Rename every "example-quote" in the rows below to "cited-example" and give the rows again with nothing else changed. Leave the pictures out.

Layout region rows
● ● ● ● ●

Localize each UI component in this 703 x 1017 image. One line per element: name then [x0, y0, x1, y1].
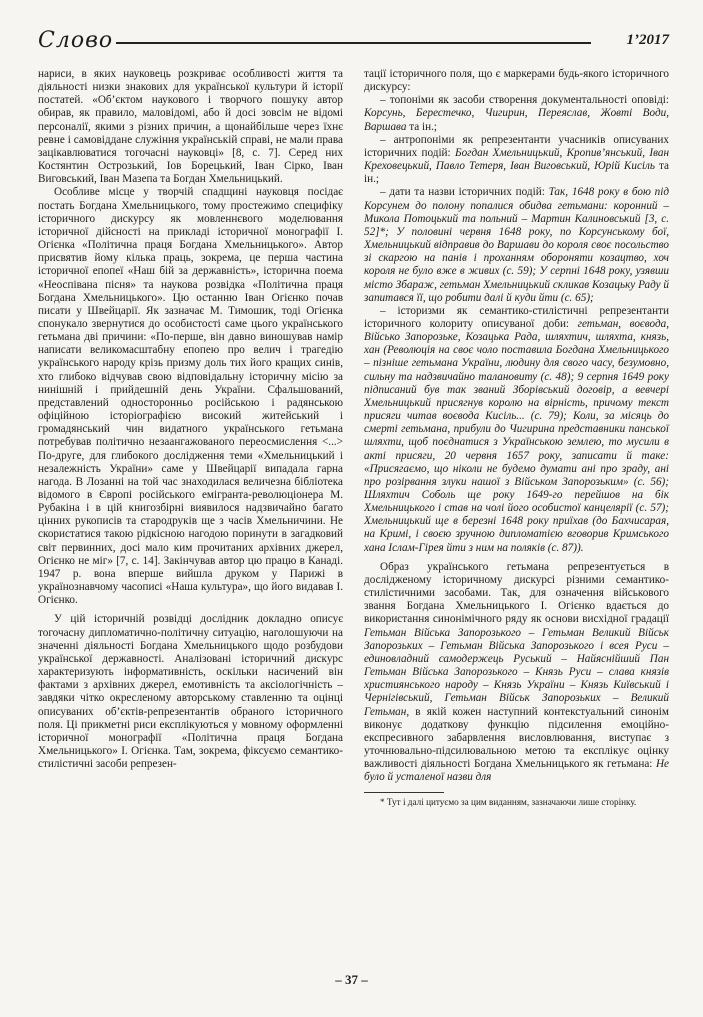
list-item-toponyms — [364, 94, 669, 133]
list-item-dates — [364, 186, 669, 304]
paragraph: тації історичного поля, що є маркерами будь-якого історичного дискурсу: — [364, 68, 669, 94]
footnote: * Тут і далі цитуємо за цим виданням, зазначаючи лише сторінку. — [380, 797, 637, 808]
footnote-rule — [364, 792, 444, 793]
issue-number: 1’2017 — [626, 32, 669, 48]
header-rule — [116, 42, 591, 44]
running-header — [38, 26, 669, 56]
right-column — [364, 68, 669, 808]
paragraph: Образ українського гетьмана репрезентується в дослідженому історичному дискурсі різними семантико-стилістичними засобами. Так, для означення військового звання Богдана Хмельницького І. Огієнко вдається до використання синонімічного ряду як основи висхідної градації Гетьман Війська Запорозького – Гетьман Великий Військ Запорозьких – Гетьман Війська Запорозького і всея Руси – единовладний самодержець Руський – Найяснійший Пан Гетьман Війська Запорозького – Князь Руси – слава князів християнського народу – Князь України – Князь Київський і Чернігівський, Гетьман Військ Запорозьких – Великий Гетьман, в якій кожен наступний контекстуальний синонім виконує додаткову функцію підсилення емоційно-експресивного забарвлення висловлювання, виступає з уточнювально-підсилювальною метою та експлікує оцінку важливості діяльності Богдана Хмельницького як гетьмана: Не було й усталеної назви для — [364, 560, 669, 784]
example-quote: Корсунь, Берестечко, Чигирин, Переяслав, Жовті Води, Варшава — [364, 107, 669, 133]
example-quote: Гетьман Війська Запорозького – Гетьман Великий Військ Запорозьких – Гетьман Війська Запорозького і всея Руси – единовладний самодержець Руський – Найяснійший Пан Гетьман Війська Запорозького – Князь Руси – слава князів християнського народу – Князь України – Князь Київський і Чернігівський, Гетьман Військ Запорозьких – Великий Гетьман — [364, 626, 669, 718]
paragraph: У цій історичній розвідці дослідник докладно описує тогочасну дипломатично-політичну ситуацію, наголошуючи на значенні діяльності Богдана Хмельницького щодо розбудови української державності. Аналізовані історичний дискурс характеризують інформативність, оскільки насичений він фактами з архівних джерел, емотивність та аксіологічність – завдяки чітко окресленому авторському ставленню та оцінці описуваних об’єктів-репрезентантів обраного історичного поля. Ці прикметні риси експлікуються у мовному оформленні історичної монографії «Політична праця Богдана Хмельницького» І. Огієнка. Там, зокрема, фіксуємо семантико-стилістичні засоби репрезен- — [38, 613, 343, 771]
example-quote: Богдан Хмельницький, Кропив’янський, Іван Креховецький, Павло Тетеря, Іван Виговський, Юрій Кисіль — [364, 146, 669, 173]
list-item-lead: – історизми як семантико-стилістичні репрезентанти історичного колориту описуваної доби: — [364, 304, 669, 330]
paragraph: Особливе місце у творчій спадщині науковця посідає постать Богдана Хмельницького, тому простежимо специфіку історичного дискурсу як мовленнєвого моделювання історичної дійсності на прикладі історичної монографії І. Огієнка «Політична праця Богдана Хмельницького». Автор присвятив йому кілька праць, зокрема, це перша частина історичної епопеї «Наш бій за державність», історична поема «Неоспівана пісня» та наукова розвідка «Політична праця Богдана Хмельницького». Цю останню Іван Огієнко почав писати у Швейцарії. Як зазначає М. Тимошик, тоді Огієнка спонукало звернутися до особистості саме цього українського гетьмана дві причини: «По-перше, він давно виношував намір написати великомасштабну епопею про велич і трагедію українського народу крізь призму доль тих його кращих синів, хто глибоко відчував свою відповідальну історичну місію за нинішній і прийдешній день України. Сфальшований, представлений односторонньо російською і радянською офіційною історіографією високий житейський і громадянський чин видатного українського гетьмана потребував політично незаангажованого переосмислення <...> По-друге, для глибокого дослідження теми «Хмельницький і незалежність України» саме у Швейцарії випадала гарна нагода. В Лозанні на той час знаходилася величезна бібліотека відомого в Європі російського емігранта-революціонера М. Рубакіна і в цій книгозбірні виявилося надзвичайно багато цінних рукописів та стародруків ще з часів Хмельничини. Не скористатися такою рідкісною нагодою поринути в загадковий світ первинних, досі мало ким прочитаних архівних джерел, Огієнко не міг» [7, с. 14]. Закінчував автор цю працю в Канаді. 1947 р. вона вперше вийшла друком у Парижі в українознавчому часописі «Наша культура», що його видавав І. Огієнко. — [38, 186, 343, 607]
two-column-body — [38, 68, 669, 808]
example-quote: гетьман, воєвода, Військо Запорозьке, Козацька Рада, шляхтич, шляхта, князь, хан (Революція на своє чоло поставила Богдана Хмельницького – пізніше гетьмана України, людину для свого часу, безумовно, сильну та надзвичайно талановиту (с. 48); 9 серпня 1649 року підписаний був так званий Зборівський договір, а вевчері Хмельницький присягнув королю на вірність, причому текст присяги читав воєвода Кисіль... (с. 79); Коли, за місяць до смерті гетьмана, прибули до Чигирина представники панської шляхти, щоб поєднатися з Українською землею, то мусили в акті присяги, 20 червня 1657 року, записати й таке: «Присягаємо, що ніколи не будемо думати ані про зраду, ані про розірвання злуки нашої з Військом Запорозьким» (с. 56); Шляхтич Соболь ще року 1649-го перейшов на бік Хмельницького і став на чолі його особистої канцелярії (с. 57); Хмельницький ще в березні 1648 року приїхав (до Бахчисарая, на Кримі, і своєю зручною дипломатією вговорив Кримського хана Іслам-Гірея йти з ним на поляків (с. 87)). — [364, 317, 669, 554]
list-item-historicisms — [364, 305, 669, 555]
list-item-lead: – дати та назви історичних подій: — [380, 186, 549, 199]
paragraph: нариси, в яких науковець розкриває особливості життя та діяльності низки знакових для української культури й історії постатей. «Об’єктом наукового і творчого пошуку автор обирав, як правило, маловідомі, або й досі зовсім не відомі персоналії, якими з різних причин, а щонайбільше через їхнє ревне і самовіддане служіння українській справі, не мали права зацікавлюватися тогочасні науковці» [8, с. 7]. Серед них Костянтин Острозький, Іов Борецький, Іван Сірко, Іван Виговський, Іван Мазепа та Богдан Хмельницький. — [38, 68, 343, 186]
list-item-tail: та ін.; — [364, 160, 669, 186]
example-quote: Не було й усталеної назви для — [364, 758, 669, 784]
list-item-lead: – топоніми як засоби створення документальності оповіді: — [380, 94, 669, 107]
list-item-tail: та ін.; — [406, 120, 438, 133]
list-item-anthroponyms — [364, 134, 669, 187]
example-quote: Так, 1648 року в бою під Корсунем до полону попалися обидва гетьмани: коронний – Микола Потоцький та польний – Мартин Калиновський [3, с. 52]*; У половині червня 1648 року, по Корсунському бої, Хмельницький відправив до Варшави до короля своє посольство зі скаргою на панів і проханням обороняти козацтво, хоч короля не було вже в живих (с. 59); У серпні 1648 року, узявши місто Збараж, гетьман Хмельницький скликав Козацьку Раду й запитався її, що робити далі й куди йти (с. 65); — [364, 186, 669, 304]
page-number: – 37 – — [335, 972, 368, 987]
left-column — [38, 68, 343, 808]
journal-logo: Слово — [38, 28, 114, 53]
list-item-lead: – антропоніми як репрезентанти учасників описуваних історичних подій: — [364, 133, 669, 159]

● ● ● ● ●

- _Response below_
Localize each UI component in this 703 x 1017 image. One line per element: name then [x0, y0, x1, y1].
list-item-toponyms — [364, 94, 669, 133]
list-item-dates — [364, 186, 669, 304]
paragraph: тації історичного поля, що є маркерами будь-якого історичного дискурсу: — [364, 68, 669, 94]
footnote: * Тут і далі цитуємо за цим виданням, зазначаючи лише сторінку. — [380, 797, 637, 808]
footnote-rule — [364, 792, 444, 793]
issue-number: 1’2017 — [626, 32, 669, 48]
header-rule — [116, 42, 591, 44]
running-header — [38, 26, 669, 56]
right-column — [364, 68, 669, 808]
paragraph: Образ українського гетьмана репрезентується в дослідженому історичному дискурсі різними семантико-стилістичними засобами. Так, для означення військового звання Богдана Хмельницького І. Огієнко вдається до використання синонімічного ряду як основи висхідної градації Гетьман Війська Запорозького – Гетьман Великий Військ Запорозьких – Гетьман Війська Запорозького і всея Руси – единовладний самодержець Руський – Найяснійший Пан Гетьман Війська Запорозького – Князь Руси – слава князів християнського народу – Князь України – Князь Київський і Чернігівський, Гетьман Військ Запорозьких – Великий Гетьман, в якій кожен наступний контекстуальний синонім виконує додаткову функцію підсилення емоційно-експресивного забарвлення висловлювання, виступає з уточнювально-підсилювальною метою та експлікує оцінку важливості діяльності Богдана Хмельницького як гетьмана: Не було й усталеної назви для — [364, 560, 669, 784]
cited-example: Корсунь, Берестечко, Чигирин, Переяслав, Жовті Води, Варшава — [364, 107, 669, 133]
cited-example: Гетьман Війська Запорозького – Гетьман Великий Військ Запорозьких – Гетьман Війська Запорозького і всея Руси – единовладний самодержець Руський – Найяснійший Пан Гетьман Війська Запорозького – Князь Руси – слава князів християнського народу – Князь України – Князь Київський і Чернігівський, Гетьман Військ Запорозьких – Великий Гетьман — [364, 626, 669, 718]
paragraph: У цій історичній розвідці дослідник докладно описує тогочасну дипломатично-політичну ситуацію, наголошуючи на значенні діяльності Богдана Хмельницького щодо розбудови української державності. Аналізовані історичний дискурс характеризують інформативність, оскільки насичений він фактами з архівних джерел, емотивність та аксіологічність – завдяки чітко окресленому авторському ставленню та оцінці описуваних об’єктів-репрезентантів обраного історичного поля. Ці прикметні риси експлікуються у мовному оформленні історичної монографії «Політична праця Богдана Хмельницького» І. Огієнка. Там, зокрема, фіксуємо семантико-стилістичні засоби репрезен- — [38, 613, 343, 771]
cited-example: Богдан Хмельницький, Кропив’янський, Іван Креховецький, Павло Тетеря, Іван Виговський, Юрій Кисіль — [364, 146, 669, 173]
list-item-lead: – історизми як семантико-стилістичні репрезентанти історичного колориту описуваної доби: — [364, 304, 669, 330]
paragraph: Особливе місце у творчій спадщині науковця посідає постать Богдана Хмельницького, тому простежимо специфіку історичного дискурсу як мовленнєвого моделювання історичної дійсності на прикладі історичної монографії І. Огієнка «Політична праця Богдана Хмельницького». Автор присвятив йому кілька праць, зокрема, це перша частина історичної епопеї «Наш бій за державність», історична поема «Неоспівана пісня» та наукова розвідка «Політична праця Богдана Хмельницького». Цю останню Іван Огієнко почав писати у Швейцарії. Як зазначає М. Тимошик, тоді Огієнка спонукало звернутися до особистості саме цього українського гетьмана дві причини: «По-перше, він давно виношував намір написати великомасштабну епопею про велич і трагедію українського народу крізь призму доль тих його кращих синів, хто глибоко відчував свою відповідальну історичну місію за нинішній і прийдешній день України. Сфальшований, представлений односторонньо російською і радянською офіційною історіографією високий житейський і громадянський чин видатного українського гетьмана потребував політично незаангажованого переосмислення <...> По-друге, для глибокого дослідження теми «Хмельницький і незалежність України» саме у Швейцарії випадала гарна нагода. В Лозанні на той час знаходилася величезна бібліотека відомого в Європі російського емігранта-революціонера М. Рубакіна і в цій книгозбірні виявилося надзвичайно багато цінних рукописів та стародруків ще з часів Хмельничини. Не скористатися такою рідкісною нагодою поринути в загадковий світ первинних, досі мало ким прочитаних архівних джерел, Огієнко не міг» [7, с. 14]. Закінчував автор цю працю в Канаді. 1947 р. вона вперше вийшла друком у Парижі в українознавчому часописі «Наша культура», що його видавав І. Огієнко. — [38, 186, 343, 607]
two-column-body — [38, 68, 669, 808]
cited-example: гетьман, воєвода, Військо Запорозьке, Козацька Рада, шляхтич, шляхта, князь, хан (Революція на своє чоло поставила Богдана Хмельницького – пізніше гетьмана України, людину для свого часу, безумовно, сильну та надзвичайно талановиту (с. 48); 9 серпня 1649 року підписаний був так званий Зборівський договір, а вевчері Хмельницький присягнув королю на вірність, причому текст присяги читав воєвода Кисіль... (с. 79); Коли, за місяць до смерті гетьмана, прибули до Чигирина представники панської шляхти, щоб поєднатися з Українською землею, то мусили в акті присяги, 20 червня 1657 року, записати й таке: «Присягаємо, що ніколи не будемо думати ані про зраду, ані про розірвання злуки нашої з Військом Запорозьким» (с. 56); Шляхтич Соболь ще року 1649-го перейшов на бік Хмельницького і став на чолі його особистої канцелярії (с. 57); Хмельницький ще в березні 1648 року приїхав (до Бахчисарая, на Кримі, і своєю зручною дипломатією вговорив Кримського хана Іслам-Гірея йти з ним на поляків (с. 87)). — [364, 317, 669, 554]
list-item-historicisms — [364, 305, 669, 555]
list-item-lead: – дати та назви історичних подій: — [380, 186, 549, 199]
paragraph: нариси, в яких науковець розкриває особливості життя та діяльності низки знакових для української культури й історії постатей. «Об’єктом наукового і творчого пошуку автор обирав, як правило, маловідомі, або й досі зовсім не відомі персоналії, якими з різних причин, а щонайбільше через їхнє ревне і самовіддане служіння українській справі, не мали права зацікавлюватися тогочасні науковці» [8, с. 7]. Серед них Костянтин Острозький, Іов Борецький, Іван Сірко, Іван Виговський, Іван Мазепа та Богдан Хмельницький. — [38, 68, 343, 186]
list-item-tail: та ін.; — [364, 160, 669, 186]
cited-example: Не було й усталеної назви для — [364, 758, 669, 784]
list-item-lead: – топоніми як засоби створення документальності оповіді: — [380, 94, 669, 107]
list-item-tail: та ін.; — [406, 120, 438, 133]
list-item-anthroponyms — [364, 134, 669, 187]
cited-example: Так, 1648 року в бою під Корсунем до полону попалися обидва гетьмани: коронний – Микола Потоцький та польний – Мартин Калиновський [3, с. 52]*; У половині червня 1648 року, по Корсунському бої, Хмельницький відправив до Варшави до короля своє посольство зі скаргою на панів і проханням обороняти козацтво, хоч короля не було вже в живих (с. 59); У серпні 1648 року, узявши місто Збараж, гетьман Хмельницький скликав Козацьку Раду й запитався її, що робити далі й куди йти (с. 65); — [364, 186, 669, 304]
page-number: – 37 – — [335, 972, 368, 987]
left-column — [38, 68, 343, 808]
journal-logo: Слово — [38, 28, 114, 53]
list-item-lead: – антропоніми як репрезентанти учасників описуваних історичних подій: — [364, 133, 669, 159]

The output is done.